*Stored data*

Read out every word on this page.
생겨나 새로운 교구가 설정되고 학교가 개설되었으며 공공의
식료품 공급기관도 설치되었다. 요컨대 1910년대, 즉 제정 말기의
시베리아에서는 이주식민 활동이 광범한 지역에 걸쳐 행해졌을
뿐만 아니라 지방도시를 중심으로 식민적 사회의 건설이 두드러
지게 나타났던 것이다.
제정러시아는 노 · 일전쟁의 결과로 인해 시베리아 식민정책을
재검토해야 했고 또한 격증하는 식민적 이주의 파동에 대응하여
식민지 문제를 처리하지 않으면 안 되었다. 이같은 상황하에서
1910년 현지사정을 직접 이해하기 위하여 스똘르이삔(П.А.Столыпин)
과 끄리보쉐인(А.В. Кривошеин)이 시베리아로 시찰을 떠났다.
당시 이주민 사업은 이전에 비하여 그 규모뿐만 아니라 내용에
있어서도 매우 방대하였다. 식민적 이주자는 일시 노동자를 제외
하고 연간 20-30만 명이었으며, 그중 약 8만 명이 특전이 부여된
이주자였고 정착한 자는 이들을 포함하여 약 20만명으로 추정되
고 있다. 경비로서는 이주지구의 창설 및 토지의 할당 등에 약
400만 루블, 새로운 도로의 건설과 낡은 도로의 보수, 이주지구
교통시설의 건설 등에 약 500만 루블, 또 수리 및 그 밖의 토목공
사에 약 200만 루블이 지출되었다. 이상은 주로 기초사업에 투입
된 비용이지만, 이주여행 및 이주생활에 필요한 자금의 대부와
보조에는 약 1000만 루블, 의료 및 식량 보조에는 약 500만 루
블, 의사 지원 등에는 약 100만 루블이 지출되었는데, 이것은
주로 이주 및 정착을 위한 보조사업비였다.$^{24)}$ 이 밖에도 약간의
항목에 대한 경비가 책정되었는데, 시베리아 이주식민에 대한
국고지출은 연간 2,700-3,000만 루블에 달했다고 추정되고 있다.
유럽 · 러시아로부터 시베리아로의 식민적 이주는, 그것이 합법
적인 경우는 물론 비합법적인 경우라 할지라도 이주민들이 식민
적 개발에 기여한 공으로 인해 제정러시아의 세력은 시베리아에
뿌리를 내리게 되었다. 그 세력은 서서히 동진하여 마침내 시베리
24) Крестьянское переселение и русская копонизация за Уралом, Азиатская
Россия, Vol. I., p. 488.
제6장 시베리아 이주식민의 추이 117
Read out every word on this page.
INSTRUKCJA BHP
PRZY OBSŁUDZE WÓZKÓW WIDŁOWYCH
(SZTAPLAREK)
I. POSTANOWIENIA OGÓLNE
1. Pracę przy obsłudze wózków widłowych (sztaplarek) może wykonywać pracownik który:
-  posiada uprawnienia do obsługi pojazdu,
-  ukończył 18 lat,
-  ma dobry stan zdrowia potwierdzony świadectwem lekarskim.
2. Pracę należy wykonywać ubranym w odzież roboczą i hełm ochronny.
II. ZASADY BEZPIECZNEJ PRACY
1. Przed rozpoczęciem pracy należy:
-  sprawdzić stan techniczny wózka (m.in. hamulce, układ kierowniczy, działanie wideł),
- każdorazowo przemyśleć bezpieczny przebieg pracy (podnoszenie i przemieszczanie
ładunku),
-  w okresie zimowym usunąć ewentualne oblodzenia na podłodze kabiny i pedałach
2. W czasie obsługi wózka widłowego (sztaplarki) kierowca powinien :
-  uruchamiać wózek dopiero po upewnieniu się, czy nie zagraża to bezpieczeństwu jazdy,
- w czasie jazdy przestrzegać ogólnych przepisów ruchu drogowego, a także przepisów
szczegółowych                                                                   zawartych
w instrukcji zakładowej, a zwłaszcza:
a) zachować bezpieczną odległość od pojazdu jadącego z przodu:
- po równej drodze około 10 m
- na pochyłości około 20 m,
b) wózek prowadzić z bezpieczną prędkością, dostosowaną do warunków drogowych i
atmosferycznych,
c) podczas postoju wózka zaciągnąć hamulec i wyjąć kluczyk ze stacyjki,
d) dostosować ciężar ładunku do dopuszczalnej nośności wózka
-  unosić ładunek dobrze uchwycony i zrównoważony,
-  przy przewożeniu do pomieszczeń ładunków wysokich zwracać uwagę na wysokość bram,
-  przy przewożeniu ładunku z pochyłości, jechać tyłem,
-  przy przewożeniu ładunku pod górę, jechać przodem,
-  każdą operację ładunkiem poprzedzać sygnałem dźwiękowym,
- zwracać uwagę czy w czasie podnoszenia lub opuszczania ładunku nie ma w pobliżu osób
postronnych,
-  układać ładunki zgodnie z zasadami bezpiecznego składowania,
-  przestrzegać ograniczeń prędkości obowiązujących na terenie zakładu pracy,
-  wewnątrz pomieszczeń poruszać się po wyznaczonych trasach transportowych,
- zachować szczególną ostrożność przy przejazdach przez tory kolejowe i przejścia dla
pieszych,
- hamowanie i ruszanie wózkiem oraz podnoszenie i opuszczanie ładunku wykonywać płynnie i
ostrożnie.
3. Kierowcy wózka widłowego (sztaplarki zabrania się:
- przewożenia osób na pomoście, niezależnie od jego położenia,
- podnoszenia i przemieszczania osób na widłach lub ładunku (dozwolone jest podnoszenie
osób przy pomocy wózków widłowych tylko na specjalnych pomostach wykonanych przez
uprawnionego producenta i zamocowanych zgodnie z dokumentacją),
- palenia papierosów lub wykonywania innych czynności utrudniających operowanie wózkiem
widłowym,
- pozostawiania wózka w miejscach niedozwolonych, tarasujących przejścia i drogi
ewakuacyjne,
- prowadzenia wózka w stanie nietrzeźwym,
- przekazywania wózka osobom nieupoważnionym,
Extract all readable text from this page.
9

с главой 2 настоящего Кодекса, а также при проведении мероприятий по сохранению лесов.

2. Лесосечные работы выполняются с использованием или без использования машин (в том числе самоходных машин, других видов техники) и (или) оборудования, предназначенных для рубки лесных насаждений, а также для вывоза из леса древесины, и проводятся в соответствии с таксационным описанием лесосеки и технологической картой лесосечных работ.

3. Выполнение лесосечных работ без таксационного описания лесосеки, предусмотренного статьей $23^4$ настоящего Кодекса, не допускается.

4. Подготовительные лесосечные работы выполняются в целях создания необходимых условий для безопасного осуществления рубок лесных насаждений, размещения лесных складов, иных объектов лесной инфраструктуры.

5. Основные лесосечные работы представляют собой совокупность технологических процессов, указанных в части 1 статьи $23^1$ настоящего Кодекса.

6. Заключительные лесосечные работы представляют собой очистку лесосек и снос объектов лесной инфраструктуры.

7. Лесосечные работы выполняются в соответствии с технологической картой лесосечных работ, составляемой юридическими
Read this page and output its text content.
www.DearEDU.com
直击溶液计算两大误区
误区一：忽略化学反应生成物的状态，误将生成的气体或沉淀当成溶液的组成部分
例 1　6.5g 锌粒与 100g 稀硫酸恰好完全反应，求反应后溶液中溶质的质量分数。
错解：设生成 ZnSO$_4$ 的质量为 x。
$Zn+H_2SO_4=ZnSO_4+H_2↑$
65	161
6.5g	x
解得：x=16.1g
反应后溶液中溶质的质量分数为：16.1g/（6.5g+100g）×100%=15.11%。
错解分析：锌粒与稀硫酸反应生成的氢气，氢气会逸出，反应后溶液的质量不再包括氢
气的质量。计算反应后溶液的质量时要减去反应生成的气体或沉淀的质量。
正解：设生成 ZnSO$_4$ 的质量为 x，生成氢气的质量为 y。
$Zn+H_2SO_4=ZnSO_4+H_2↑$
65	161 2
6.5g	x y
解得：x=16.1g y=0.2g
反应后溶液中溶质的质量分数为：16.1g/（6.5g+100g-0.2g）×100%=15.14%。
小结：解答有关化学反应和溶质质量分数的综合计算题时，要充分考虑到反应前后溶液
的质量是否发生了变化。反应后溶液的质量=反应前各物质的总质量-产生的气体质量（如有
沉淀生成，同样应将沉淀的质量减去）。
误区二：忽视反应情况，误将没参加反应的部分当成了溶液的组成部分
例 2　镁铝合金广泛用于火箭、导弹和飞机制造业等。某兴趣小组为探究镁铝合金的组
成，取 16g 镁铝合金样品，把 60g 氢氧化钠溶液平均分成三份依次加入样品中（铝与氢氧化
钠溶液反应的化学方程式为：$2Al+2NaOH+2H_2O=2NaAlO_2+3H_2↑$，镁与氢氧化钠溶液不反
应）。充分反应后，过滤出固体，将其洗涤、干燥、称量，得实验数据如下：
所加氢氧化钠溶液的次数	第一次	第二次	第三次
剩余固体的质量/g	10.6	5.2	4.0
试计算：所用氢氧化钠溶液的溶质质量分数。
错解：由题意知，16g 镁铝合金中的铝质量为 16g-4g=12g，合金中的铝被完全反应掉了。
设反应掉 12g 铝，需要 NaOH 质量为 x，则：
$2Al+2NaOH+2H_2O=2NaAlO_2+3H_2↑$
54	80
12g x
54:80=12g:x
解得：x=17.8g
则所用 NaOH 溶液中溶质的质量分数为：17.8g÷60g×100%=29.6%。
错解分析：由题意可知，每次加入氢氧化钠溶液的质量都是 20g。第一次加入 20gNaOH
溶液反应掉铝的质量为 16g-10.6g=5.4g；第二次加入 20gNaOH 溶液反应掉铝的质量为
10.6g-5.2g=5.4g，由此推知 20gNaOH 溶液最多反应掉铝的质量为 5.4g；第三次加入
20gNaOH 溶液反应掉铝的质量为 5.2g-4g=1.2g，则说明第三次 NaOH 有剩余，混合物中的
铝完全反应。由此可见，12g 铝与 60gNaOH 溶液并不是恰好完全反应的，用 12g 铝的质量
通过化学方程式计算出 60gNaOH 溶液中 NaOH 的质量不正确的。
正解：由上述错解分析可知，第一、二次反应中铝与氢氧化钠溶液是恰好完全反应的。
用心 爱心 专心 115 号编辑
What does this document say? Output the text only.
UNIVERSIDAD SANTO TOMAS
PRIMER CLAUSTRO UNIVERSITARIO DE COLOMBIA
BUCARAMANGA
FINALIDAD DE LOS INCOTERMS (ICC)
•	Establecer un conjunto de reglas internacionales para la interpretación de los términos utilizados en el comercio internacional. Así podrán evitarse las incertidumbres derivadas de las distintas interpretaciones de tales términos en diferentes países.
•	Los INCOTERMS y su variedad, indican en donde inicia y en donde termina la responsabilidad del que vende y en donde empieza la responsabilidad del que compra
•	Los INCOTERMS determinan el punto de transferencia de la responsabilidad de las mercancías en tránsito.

*Prompt*
Extract all lines from the material above that include the word "obsługi".

*Worked solution*
-  posiada uprawnienia do obsługi pojazdu,
2. W czasie obsługi wózka widłowego (sztaplarki) kierowca powinien :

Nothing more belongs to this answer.